>>>>

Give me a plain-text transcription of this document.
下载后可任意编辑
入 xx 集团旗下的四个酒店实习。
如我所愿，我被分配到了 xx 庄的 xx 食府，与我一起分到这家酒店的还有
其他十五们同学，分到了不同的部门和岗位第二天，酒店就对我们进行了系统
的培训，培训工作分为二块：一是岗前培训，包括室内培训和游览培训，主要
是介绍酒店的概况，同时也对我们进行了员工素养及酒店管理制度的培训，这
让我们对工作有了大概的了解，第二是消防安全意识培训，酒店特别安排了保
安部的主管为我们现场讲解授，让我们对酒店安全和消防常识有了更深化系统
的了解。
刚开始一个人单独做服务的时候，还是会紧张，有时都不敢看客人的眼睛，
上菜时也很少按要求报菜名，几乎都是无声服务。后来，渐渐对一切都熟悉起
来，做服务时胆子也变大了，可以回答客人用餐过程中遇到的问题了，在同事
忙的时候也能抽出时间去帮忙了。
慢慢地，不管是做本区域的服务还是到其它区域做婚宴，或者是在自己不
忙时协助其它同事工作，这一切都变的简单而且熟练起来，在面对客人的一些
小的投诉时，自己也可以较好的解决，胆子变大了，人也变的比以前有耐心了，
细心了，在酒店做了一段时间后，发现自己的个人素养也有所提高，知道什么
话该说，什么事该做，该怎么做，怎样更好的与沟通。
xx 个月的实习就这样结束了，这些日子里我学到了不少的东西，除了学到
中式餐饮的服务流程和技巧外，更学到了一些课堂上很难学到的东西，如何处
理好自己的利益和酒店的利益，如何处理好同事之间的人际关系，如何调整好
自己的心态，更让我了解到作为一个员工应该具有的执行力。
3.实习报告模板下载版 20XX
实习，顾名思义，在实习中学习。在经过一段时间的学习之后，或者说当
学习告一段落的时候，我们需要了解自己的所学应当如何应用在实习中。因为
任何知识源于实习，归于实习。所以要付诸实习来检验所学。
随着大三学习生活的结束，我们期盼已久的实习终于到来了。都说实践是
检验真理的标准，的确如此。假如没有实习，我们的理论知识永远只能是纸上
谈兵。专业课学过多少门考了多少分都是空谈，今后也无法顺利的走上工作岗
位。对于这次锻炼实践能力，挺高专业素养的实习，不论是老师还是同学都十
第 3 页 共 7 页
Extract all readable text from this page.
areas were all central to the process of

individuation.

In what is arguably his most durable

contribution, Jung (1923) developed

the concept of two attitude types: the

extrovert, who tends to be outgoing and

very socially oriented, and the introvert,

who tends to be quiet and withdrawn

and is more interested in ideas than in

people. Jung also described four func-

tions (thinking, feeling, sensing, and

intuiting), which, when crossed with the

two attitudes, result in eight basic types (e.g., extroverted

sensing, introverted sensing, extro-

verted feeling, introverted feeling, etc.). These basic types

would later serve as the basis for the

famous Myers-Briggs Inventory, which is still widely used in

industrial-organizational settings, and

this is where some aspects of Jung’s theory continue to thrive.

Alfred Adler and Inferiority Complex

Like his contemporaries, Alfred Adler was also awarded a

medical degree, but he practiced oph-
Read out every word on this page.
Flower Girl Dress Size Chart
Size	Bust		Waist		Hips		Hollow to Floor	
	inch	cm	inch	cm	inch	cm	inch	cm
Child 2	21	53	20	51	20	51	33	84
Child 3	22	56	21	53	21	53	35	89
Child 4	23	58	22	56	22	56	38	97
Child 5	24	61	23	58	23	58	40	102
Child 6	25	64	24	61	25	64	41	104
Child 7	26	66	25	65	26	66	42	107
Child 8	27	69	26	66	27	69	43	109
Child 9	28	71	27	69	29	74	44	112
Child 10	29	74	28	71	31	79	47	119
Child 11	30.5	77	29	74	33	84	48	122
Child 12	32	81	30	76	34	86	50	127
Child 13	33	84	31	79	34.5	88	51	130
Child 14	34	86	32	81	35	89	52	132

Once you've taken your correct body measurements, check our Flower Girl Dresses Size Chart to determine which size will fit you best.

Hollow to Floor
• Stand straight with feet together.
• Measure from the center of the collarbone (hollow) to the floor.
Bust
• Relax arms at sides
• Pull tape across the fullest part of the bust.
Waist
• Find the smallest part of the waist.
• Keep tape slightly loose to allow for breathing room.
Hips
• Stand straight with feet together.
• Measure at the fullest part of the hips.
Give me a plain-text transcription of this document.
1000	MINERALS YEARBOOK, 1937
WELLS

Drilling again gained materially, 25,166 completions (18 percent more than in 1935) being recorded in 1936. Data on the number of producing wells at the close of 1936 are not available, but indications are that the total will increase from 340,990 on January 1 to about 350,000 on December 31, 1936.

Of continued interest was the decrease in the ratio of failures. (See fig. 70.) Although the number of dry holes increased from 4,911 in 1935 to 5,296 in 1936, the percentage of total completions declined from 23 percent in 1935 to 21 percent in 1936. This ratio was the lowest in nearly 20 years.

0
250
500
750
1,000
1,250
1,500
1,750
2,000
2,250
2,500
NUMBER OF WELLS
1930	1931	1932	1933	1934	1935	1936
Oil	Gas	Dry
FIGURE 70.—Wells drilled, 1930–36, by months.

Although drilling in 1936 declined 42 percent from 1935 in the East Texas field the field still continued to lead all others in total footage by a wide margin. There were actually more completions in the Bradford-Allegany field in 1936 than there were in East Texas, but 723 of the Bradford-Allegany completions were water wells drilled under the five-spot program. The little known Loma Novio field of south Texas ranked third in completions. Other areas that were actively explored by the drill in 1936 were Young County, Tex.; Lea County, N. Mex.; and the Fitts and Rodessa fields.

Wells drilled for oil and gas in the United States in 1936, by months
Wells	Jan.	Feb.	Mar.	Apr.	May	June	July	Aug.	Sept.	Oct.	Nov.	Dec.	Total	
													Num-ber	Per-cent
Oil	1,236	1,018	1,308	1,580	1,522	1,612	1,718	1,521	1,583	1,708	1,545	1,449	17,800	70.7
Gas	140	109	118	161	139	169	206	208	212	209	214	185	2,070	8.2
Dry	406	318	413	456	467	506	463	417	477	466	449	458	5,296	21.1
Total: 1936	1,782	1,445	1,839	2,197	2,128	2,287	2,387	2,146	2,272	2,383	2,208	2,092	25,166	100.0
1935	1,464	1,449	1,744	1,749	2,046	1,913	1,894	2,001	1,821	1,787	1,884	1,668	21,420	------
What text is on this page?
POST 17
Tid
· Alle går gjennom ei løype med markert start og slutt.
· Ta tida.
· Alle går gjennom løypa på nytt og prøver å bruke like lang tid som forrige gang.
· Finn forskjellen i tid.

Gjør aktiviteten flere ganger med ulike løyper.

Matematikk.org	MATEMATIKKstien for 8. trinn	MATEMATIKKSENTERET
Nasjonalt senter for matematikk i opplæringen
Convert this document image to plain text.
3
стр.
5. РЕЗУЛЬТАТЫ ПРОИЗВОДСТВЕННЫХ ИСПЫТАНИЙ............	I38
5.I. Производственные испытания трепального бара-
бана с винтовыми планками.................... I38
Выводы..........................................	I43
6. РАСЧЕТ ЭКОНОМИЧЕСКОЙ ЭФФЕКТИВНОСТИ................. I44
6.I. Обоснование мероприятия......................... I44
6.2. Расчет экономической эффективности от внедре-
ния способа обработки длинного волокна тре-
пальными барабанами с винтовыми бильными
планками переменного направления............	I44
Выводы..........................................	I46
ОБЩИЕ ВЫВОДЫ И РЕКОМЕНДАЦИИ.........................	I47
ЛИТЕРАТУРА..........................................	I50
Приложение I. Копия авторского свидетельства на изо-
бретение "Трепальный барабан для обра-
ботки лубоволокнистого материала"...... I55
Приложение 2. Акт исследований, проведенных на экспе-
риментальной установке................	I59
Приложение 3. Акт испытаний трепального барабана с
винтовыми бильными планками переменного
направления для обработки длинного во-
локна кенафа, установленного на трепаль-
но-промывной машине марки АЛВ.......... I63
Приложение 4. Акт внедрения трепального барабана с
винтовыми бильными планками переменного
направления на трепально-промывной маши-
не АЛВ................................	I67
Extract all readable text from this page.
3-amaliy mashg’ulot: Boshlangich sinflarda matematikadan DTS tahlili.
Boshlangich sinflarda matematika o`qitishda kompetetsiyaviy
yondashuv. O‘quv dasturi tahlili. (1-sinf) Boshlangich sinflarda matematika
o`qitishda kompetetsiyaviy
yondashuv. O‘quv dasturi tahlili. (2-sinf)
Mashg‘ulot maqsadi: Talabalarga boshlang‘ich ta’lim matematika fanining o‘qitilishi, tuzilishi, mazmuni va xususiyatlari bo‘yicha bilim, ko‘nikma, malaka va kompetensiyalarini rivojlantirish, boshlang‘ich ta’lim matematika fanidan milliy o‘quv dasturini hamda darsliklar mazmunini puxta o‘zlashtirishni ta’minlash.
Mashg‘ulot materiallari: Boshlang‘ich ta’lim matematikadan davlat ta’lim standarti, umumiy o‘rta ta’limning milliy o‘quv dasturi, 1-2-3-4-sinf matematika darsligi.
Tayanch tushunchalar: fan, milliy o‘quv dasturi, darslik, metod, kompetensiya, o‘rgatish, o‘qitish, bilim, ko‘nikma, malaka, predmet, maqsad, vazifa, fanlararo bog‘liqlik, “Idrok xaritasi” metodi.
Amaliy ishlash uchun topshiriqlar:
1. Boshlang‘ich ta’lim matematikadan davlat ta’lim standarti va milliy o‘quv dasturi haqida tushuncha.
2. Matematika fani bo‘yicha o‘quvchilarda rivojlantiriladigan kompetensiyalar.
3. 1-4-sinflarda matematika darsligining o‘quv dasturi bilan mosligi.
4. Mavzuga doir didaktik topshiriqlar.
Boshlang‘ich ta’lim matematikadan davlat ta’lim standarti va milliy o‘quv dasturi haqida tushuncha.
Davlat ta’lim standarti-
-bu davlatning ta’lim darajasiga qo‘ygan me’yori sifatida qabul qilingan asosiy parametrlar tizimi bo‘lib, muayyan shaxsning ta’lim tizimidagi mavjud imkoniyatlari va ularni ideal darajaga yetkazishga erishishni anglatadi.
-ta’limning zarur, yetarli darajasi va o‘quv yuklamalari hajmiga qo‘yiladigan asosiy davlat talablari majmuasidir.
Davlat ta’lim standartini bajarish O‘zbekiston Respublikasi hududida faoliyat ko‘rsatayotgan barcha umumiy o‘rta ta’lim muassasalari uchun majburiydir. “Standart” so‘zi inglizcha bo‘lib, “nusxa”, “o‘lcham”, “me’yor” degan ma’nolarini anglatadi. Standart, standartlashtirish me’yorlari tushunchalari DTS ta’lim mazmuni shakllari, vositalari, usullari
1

<<<<

■ **THE PROBLEM**
Check each line of the entries above, and show every one holding the word "Boshlangich".

■ **THE RESULT**
3-amaliy mashg’ulot: Boshlangich sinflarda matematikadan DTS tahlili.
Boshlangich sinflarda matematika o`qitishda kompetetsiyaviy
yondashuv. O‘quv dasturi tahlili. (1-sinf) Boshlangich sinflarda matematika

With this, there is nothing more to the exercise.